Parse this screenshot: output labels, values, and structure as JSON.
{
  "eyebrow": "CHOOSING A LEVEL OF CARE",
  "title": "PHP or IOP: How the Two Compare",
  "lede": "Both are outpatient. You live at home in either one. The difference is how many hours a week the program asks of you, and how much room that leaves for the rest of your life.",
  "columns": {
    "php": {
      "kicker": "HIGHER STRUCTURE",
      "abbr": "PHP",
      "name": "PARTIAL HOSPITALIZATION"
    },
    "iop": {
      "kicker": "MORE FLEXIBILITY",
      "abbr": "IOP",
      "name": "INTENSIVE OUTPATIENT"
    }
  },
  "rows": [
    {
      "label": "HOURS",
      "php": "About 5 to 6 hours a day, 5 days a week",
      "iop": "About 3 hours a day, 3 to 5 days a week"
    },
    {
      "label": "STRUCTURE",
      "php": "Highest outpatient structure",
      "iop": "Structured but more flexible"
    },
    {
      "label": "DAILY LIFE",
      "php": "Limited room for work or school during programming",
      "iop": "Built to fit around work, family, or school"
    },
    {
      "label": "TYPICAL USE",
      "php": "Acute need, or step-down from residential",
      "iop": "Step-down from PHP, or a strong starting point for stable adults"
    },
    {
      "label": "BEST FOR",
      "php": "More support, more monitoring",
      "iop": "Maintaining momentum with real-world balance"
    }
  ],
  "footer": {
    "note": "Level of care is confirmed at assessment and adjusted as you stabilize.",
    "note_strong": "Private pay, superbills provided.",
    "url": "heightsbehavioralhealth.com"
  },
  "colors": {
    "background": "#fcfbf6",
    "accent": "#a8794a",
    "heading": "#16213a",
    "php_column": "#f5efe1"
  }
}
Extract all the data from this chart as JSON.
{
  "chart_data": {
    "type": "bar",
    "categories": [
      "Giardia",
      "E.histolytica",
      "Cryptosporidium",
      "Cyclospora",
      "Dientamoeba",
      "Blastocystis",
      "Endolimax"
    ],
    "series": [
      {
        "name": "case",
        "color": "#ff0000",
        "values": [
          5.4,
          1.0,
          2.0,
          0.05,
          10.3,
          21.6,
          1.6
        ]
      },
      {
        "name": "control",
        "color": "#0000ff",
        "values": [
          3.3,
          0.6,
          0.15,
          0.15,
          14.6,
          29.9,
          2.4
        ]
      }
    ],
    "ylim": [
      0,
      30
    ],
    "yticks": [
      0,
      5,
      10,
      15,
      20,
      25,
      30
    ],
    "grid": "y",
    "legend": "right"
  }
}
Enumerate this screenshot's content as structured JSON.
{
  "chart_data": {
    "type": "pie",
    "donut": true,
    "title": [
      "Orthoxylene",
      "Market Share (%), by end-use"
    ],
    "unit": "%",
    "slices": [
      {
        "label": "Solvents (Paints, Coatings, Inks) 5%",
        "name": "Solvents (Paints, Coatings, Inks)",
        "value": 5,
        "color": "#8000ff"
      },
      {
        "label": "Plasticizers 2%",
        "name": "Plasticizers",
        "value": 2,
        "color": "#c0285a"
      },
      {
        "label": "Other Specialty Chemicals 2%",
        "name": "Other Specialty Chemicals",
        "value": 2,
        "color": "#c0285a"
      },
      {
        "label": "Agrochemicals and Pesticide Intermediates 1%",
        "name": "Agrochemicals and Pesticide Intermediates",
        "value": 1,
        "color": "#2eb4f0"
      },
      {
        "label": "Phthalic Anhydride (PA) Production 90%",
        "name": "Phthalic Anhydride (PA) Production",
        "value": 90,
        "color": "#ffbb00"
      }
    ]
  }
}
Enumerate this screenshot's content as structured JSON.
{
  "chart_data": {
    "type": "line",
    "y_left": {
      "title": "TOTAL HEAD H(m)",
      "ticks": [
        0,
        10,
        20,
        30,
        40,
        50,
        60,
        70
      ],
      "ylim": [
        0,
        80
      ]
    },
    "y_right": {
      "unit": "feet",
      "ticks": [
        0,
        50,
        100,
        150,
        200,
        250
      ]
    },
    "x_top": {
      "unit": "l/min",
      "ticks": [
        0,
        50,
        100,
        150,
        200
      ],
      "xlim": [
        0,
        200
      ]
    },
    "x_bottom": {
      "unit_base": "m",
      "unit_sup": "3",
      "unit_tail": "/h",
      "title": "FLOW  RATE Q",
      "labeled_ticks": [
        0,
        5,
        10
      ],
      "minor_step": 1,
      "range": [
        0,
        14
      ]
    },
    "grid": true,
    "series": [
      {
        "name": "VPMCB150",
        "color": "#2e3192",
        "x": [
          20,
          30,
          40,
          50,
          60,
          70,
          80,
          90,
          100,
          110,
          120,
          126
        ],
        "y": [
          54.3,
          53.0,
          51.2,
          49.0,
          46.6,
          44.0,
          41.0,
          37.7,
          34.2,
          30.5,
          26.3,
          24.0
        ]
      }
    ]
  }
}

**********

**To be done**
Copy out the lines that hold "kicker".

**Response**
      "kicker": "HIGHER STRUCTURE",
      "kicker": "MORE FLEXIBILITY",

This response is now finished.